---------- MATERIAL SUPPLIED ----------
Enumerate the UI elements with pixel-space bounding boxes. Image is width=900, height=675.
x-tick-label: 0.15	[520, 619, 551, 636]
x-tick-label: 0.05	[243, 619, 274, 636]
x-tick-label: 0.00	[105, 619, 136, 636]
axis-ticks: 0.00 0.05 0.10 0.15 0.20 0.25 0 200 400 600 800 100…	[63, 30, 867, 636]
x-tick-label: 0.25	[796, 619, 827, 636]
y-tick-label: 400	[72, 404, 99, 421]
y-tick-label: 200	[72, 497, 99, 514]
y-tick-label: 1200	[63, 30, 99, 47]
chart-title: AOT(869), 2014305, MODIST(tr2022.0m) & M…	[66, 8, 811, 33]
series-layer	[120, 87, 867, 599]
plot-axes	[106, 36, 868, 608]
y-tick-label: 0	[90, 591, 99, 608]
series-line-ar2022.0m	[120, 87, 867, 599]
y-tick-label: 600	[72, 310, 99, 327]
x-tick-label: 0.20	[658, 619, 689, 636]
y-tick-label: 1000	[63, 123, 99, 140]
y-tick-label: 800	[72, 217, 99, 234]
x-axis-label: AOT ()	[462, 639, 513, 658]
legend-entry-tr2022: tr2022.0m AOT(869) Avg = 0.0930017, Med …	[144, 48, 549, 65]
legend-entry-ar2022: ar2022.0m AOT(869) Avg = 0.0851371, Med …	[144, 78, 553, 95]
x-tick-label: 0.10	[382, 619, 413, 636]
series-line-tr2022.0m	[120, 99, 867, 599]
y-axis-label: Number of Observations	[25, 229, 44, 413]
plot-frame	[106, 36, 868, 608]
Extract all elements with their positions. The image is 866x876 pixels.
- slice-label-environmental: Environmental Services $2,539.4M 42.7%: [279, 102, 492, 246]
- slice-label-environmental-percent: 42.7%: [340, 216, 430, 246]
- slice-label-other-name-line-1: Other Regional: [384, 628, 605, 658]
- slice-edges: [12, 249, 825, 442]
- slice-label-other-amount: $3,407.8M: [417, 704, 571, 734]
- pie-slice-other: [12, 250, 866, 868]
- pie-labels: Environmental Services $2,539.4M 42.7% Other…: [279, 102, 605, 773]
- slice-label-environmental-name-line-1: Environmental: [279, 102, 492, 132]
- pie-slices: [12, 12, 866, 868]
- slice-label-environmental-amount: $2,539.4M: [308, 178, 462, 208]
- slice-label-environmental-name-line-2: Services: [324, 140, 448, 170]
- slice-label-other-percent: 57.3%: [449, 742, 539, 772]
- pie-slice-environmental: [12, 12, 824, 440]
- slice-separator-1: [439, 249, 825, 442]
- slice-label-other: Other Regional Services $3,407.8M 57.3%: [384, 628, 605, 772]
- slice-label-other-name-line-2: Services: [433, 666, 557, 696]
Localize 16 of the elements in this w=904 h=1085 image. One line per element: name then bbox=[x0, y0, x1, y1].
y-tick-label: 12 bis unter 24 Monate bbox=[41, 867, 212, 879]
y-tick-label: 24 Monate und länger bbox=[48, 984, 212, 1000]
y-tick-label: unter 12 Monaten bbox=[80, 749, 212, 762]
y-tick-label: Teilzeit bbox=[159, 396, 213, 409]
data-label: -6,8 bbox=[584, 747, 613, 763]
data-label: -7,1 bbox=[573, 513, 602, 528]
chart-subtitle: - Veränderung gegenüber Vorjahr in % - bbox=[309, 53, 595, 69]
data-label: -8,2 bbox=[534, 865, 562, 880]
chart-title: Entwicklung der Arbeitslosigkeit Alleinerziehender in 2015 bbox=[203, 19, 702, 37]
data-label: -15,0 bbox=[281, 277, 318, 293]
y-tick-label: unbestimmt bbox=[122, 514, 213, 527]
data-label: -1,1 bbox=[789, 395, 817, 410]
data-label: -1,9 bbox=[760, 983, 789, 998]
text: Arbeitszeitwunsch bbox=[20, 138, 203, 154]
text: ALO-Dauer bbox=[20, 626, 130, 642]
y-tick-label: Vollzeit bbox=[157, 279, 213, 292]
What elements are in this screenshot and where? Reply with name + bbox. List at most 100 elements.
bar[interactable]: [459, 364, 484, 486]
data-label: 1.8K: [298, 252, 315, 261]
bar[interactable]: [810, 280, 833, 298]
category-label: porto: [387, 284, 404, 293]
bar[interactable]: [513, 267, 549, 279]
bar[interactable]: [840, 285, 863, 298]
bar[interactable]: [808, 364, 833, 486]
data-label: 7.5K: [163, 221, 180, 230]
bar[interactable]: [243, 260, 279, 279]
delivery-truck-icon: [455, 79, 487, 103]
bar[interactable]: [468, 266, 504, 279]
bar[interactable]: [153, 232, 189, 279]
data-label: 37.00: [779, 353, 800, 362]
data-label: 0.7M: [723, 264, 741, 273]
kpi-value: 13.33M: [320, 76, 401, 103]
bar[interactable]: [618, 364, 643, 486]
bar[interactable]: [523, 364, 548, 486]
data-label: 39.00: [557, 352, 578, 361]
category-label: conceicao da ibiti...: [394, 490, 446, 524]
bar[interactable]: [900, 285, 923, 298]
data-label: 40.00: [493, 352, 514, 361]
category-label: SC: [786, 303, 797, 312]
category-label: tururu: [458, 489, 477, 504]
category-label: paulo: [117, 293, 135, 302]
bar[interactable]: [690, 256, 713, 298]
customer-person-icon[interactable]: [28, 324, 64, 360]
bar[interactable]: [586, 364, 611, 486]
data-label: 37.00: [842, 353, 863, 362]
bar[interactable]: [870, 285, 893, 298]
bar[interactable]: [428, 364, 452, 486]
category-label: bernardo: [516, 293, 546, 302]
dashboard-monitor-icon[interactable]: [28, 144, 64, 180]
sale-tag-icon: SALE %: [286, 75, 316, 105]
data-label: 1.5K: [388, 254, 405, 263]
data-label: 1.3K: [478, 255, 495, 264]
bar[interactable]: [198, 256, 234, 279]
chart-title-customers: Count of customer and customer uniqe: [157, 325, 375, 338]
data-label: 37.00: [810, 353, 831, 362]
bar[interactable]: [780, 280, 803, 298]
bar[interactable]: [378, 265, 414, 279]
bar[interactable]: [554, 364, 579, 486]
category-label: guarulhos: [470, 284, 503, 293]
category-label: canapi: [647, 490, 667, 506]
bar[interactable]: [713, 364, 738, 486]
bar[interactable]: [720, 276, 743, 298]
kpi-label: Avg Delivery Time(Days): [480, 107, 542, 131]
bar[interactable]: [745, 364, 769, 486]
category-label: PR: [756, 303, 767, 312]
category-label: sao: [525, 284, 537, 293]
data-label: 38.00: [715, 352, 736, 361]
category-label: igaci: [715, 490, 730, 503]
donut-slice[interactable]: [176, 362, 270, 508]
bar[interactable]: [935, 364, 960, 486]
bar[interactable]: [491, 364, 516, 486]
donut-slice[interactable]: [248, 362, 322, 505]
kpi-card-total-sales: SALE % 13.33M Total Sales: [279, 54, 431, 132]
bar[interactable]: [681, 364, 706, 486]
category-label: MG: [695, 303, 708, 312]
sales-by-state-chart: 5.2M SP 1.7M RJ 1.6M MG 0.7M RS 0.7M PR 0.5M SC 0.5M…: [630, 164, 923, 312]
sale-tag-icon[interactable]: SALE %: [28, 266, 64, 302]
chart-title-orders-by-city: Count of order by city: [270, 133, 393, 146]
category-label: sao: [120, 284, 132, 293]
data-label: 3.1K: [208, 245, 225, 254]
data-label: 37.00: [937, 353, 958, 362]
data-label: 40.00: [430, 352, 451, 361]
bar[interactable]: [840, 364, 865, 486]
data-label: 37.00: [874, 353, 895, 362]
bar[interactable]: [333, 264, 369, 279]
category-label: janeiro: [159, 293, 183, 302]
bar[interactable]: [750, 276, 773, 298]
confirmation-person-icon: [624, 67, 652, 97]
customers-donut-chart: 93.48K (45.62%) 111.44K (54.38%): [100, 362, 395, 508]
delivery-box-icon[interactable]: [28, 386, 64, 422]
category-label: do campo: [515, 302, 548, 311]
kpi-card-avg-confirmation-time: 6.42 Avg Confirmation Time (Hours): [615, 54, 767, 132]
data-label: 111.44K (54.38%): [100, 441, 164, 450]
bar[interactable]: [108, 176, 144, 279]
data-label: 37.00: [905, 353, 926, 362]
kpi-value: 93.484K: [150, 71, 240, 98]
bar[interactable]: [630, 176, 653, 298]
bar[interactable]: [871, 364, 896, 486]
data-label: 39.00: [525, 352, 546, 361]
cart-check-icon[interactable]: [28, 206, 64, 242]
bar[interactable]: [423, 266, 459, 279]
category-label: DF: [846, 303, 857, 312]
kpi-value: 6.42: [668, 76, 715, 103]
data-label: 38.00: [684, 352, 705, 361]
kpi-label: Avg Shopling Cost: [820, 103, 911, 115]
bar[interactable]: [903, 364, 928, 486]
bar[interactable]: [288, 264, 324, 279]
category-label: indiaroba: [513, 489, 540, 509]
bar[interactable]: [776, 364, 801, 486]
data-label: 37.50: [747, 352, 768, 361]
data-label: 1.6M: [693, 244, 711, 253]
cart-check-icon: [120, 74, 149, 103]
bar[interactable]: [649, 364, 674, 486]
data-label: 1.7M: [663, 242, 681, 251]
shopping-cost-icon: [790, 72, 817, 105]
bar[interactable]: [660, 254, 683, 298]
----------
:: STATED PROBLEM ::
Please copy out the records from the start through the line containing "217, 99, 234]", with both ends included and each line reproduced without changes.

:: WORKED SOLUTION ::
Enumerate the UI elements with pixel-space bounding boxes. Image is width=900, height=675.
x-tick-label: 0.15	[520, 619, 551, 636]
x-tick-label: 0.05	[243, 619, 274, 636]
x-tick-label: 0.00	[105, 619, 136, 636]
axis-ticks: 0.00 0.05 0.10 0.15 0.20 0.25 0 200 400 600 800 100…	[63, 30, 867, 636]
x-tick-label: 0.25	[796, 619, 827, 636]
y-tick-label: 400	[72, 404, 99, 421]
y-tick-label: 200	[72, 497, 99, 514]
y-tick-label: 1200	[63, 30, 99, 47]
chart-title: AOT(869), 2014305, MODIST(tr2022.0m) & M…	[66, 8, 811, 33]
series-layer	[120, 87, 867, 599]
plot-axes	[106, 36, 868, 608]
y-tick-label: 0	[90, 591, 99, 608]
series-line-ar2022.0m	[120, 87, 867, 599]
y-tick-label: 600	[72, 310, 99, 327]
x-tick-label: 0.20	[658, 619, 689, 636]
y-tick-label: 1000	[63, 123, 99, 140]
y-tick-label: 800	[72, 217, 99, 234]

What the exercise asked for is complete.